Work to complete >> Below is a block of records; return all of them exactly, but without the images.

Task material >>
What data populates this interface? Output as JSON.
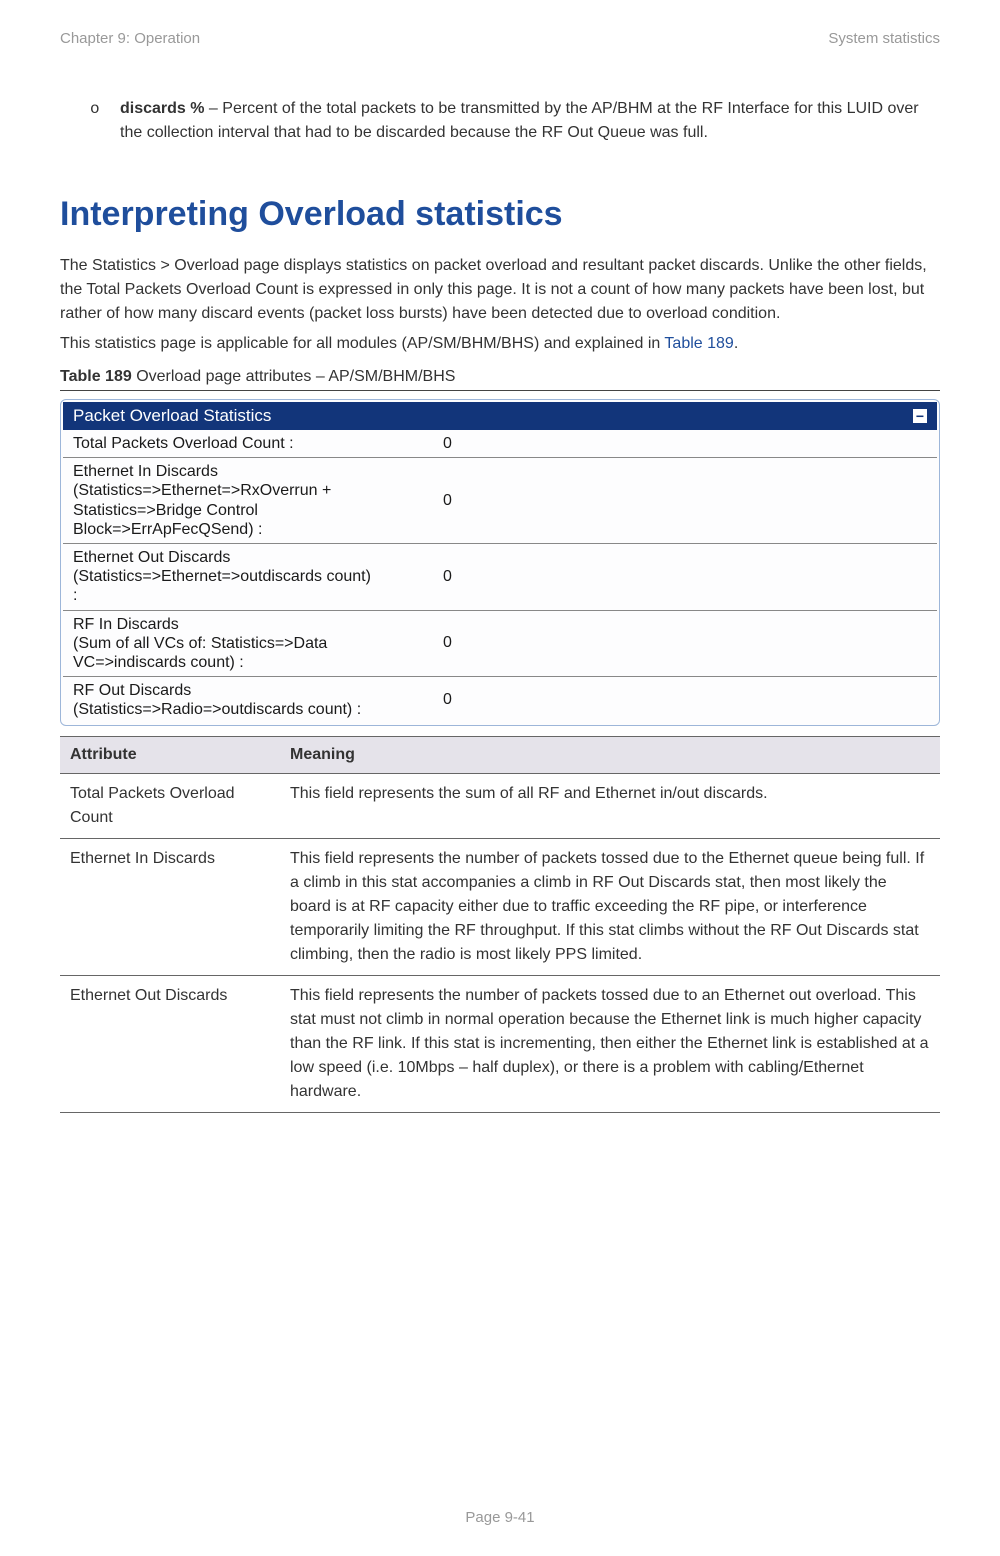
{
  "header": {
    "left": "Chapter 9:  Operation",
    "right": "System statistics"
  },
  "bullet": {
    "marker": "o",
    "bold": "discards %",
    "rest": " – Percent of the total packets to be transmitted by the AP/BHM at the RF Interface for this LUID over the collection interval that had to be discarded because the RF Out Queue was full."
  },
  "section_title": "Interpreting Overload statistics",
  "para1": "The Statistics > Overload page displays statistics on packet overload and resultant packet discards. Unlike the other fields, the Total Packets Overload Count is expressed in only this page. It is not a count of how many packets have been lost, but rather of how many discard events (packet loss bursts) have been detected due to overload condition.",
  "para2_pre": "This statistics page is applicable for all modules (AP/SM/BHM/BHS) and explained in ",
  "para2_link": "Table 189",
  "para2_post": ".",
  "table_caption_bold": "Table 189",
  "table_caption_rest": " Overload page attributes – AP/SM/BHM/BHS",
  "panel": {
    "title": "Packet Overload Statistics",
    "title_bg": "#12357a",
    "title_color": "#ffffff",
    "border_color": "#9db6d9",
    "rows": [
      {
        "label": "Total Packets Overload Count :",
        "value": "0"
      },
      {
        "label": "Ethernet In Discards\n(Statistics=>Ethernet=>RxOverrun +\nStatistics=>Bridge Control\nBlock=>ErrApFecQSend) :",
        "value": "0"
      },
      {
        "label": "Ethernet Out Discards\n(Statistics=>Ethernet=>outdiscards count)\n:",
        "value": "0"
      },
      {
        "label": "RF In Discards\n(Sum of all VCs of: Statistics=>Data\nVC=>indiscards count) :",
        "value": "0"
      },
      {
        "label": "RF Out Discards\n(Statistics=>Radio=>outdiscards count) :",
        "value": "0"
      }
    ]
  },
  "attr_table": {
    "headers": [
      "Attribute",
      "Meaning"
    ],
    "header_bg": "#e5e3ea",
    "rows": [
      {
        "attr": "Total Packets Overload Count",
        "meaning": "This field represents the sum of all RF and Ethernet in/out discards."
      },
      {
        "attr": "Ethernet In Discards",
        "meaning": "This field represents the number of packets tossed due to the Ethernet queue being full. If a climb in this stat accompanies a climb in RF Out Discards stat, then most likely the board is at RF capacity either due to traffic exceeding the RF pipe, or interference temporarily limiting the RF throughput. If this stat climbs without the RF Out Discards stat climbing, then the radio is most likely PPS limited."
      },
      {
        "attr": "Ethernet Out Discards",
        "meaning": "This field represents the number of packets tossed due to an Ethernet out overload. This stat must not climb in normal operation because the Ethernet link is much higher capacity than the RF link. If this stat is incrementing, then either the Ethernet link is established at a low speed (i.e. 10Mbps – half duplex), or there is a problem with cabling/Ethernet hardware."
      }
    ]
  },
  "footer": "Page 9-41"
}
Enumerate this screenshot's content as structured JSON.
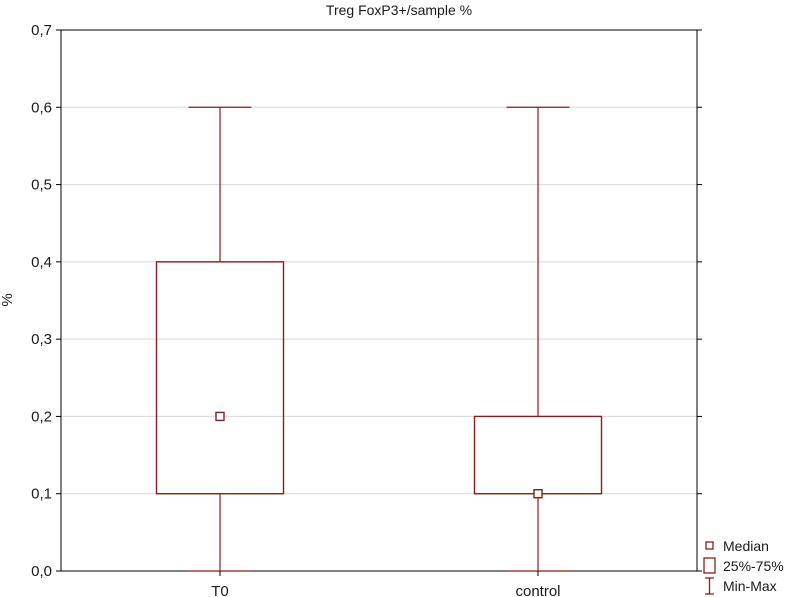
{
  "chart_data": {
    "type": "box",
    "title": "Treg FoxP3+/sample %",
    "xlabel": "",
    "ylabel": "%",
    "ylim": [
      0.0,
      0.7
    ],
    "yticks": [
      "0,0",
      "0,1",
      "0,2",
      "0,3",
      "0,4",
      "0,5",
      "0,6",
      "0,7"
    ],
    "grid": "horizontal",
    "categories": [
      "T0",
      "control"
    ],
    "boxes": [
      {
        "category": "T0",
        "min": 0.0,
        "q1": 0.1,
        "median": 0.2,
        "q3": 0.4,
        "max": 0.6
      },
      {
        "category": "control",
        "min": 0.0,
        "q1": 0.1,
        "median": 0.1,
        "q3": 0.2,
        "max": 0.6
      }
    ],
    "legend": {
      "position": "bottom-right",
      "items": [
        {
          "label": "Median",
          "symbol": "median-square"
        },
        {
          "label": "25%-75%",
          "symbol": "box"
        },
        {
          "label": "Min-Max",
          "symbol": "whisker"
        }
      ]
    },
    "colors": {
      "series": "#8b1c1c",
      "axis": "#000000",
      "grid": "#d9d9d9"
    }
  }
}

Written response >>
What data populates this interface? Output as JSON.
{
  "header": {
    "left": "Chapter 9:  Operation",
    "right": "System statistics"
  },
  "bullet": {
    "marker": "o",
    "bold": "discards %",
    "rest": " – Percent of the total packets to be transmitted by the AP/BHM at the RF Interface for this LUID over the collection interval that had to be discarded because the RF Out Queue was full."
  },
  "section_title": "Interpreting Overload statistics",
  "para1": "The Statistics > Overload page displays statistics on packet overload and resultant packet discards. Unlike the other fields, the Total Packets Overload Count is expressed in only this page. It is not a count of how many packets have been lost, but rather of how many discard events (packet loss bursts) have been detected due to overload condition.",
  "para2_pre": "This statistics page is applicable for all modules (AP/SM/BHM/BHS) and explained in ",
  "para2_link": "Table 189",
  "para2_post": ".",
  "table_caption_bold": "Table 189",
  "table_caption_rest": " Overload page attributes – AP/SM/BHM/BHS",
  "panel": {
    "title": "Packet Overload Statistics",
    "title_bg": "#12357a",
    "title_color": "#ffffff",
    "border_color": "#9db6d9",
    "rows": [
      {
        "label": "Total Packets Overload Count :",
        "value": "0"
      },
      {
        "label": "Ethernet In Discards\n(Statistics=>Ethernet=>RxOverrun +\nStatistics=>Bridge Control\nBlock=>ErrApFecQSend) :",
        "value": "0"
      },
      {
        "label": "Ethernet Out Discards\n(Statistics=>Ethernet=>outdiscards count)\n:",
        "value": "0"
      },
      {
        "label": "RF In Discards\n(Sum of all VCs of: Statistics=>Data\nVC=>indiscards count) :",
        "value": "0"
      },
      {
        "label": "RF Out Discards\n(Statistics=>Radio=>outdiscards count) :",
        "value": "0"
      }
    ]
  },
  "attr_table": {
    "headers": [
      "Attribute",
      "Meaning"
    ],
    "header_bg": "#e5e3ea",
    "rows": [
      {
        "attr": "Total Packets Overload Count",
        "meaning": "This field represents the sum of all RF and Ethernet in/out discards."
      },
      {
        "attr": "Ethernet In Discards",
        "meaning": "This field represents the number of packets tossed due to the Ethernet queue being full. If a climb in this stat accompanies a climb in RF Out Discards stat, then most likely the board is at RF capacity either due to traffic exceeding the RF pipe, or interference temporarily limiting the RF throughput. If this stat climbs without the RF Out Discards stat climbing, then the radio is most likely PPS limited."
      },
      {
        "attr": "Ethernet Out Discards",
        "meaning": "This field represents the number of packets tossed due to an Ethernet out overload. This stat must not climb in normal operation because the Ethernet link is much higher capacity than the RF link. If this stat is incrementing, then either the Ethernet link is established at a low speed (i.e. 10Mbps – half duplex), or there is a problem with cabling/Ethernet hardware."
      }
    ]
  },
  "footer": "Page 9-41"
}
Enumerate this screenshot's content as structured JSON.
{
  "chart_data": {
    "type": "box",
    "title": "Treg FoxP3+/sample %",
    "xlabel": "",
    "ylabel": "%",
    "ylim": [
      0.0,
      0.7
    ],
    "yticks": [
      "0,0",
      "0,1",
      "0,2",
      "0,3",
      "0,4",
      "0,5",
      "0,6",
      "0,7"
    ],
    "grid": "horizontal",
    "categories": [
      "T0",
      "control"
    ],
    "boxes": [
      {
        "category": "T0",
        "min": 0.0,
        "q1": 0.1,
        "median": 0.2,
        "q3": 0.4,
        "max": 0.6
      },
      {
        "category": "control",
        "min": 0.0,
        "q1": 0.1,
        "median": 0.1,
        "q3": 0.2,
        "max": 0.6
      }
    ],
    "legend": {
      "position": "bottom-right",
      "items": [
        {
          "label": "Median",
          "symbol": "median-square"
        },
        {
          "label": "25%-75%",
          "symbol": "box"
        },
        {
          "label": "Min-Max",
          "symbol": "whisker"
        }
      ]
    },
    "colors": {
      "series": "#8b1c1c",
      "axis": "#000000",
      "grid": "#d9d9d9"
    }
  }
}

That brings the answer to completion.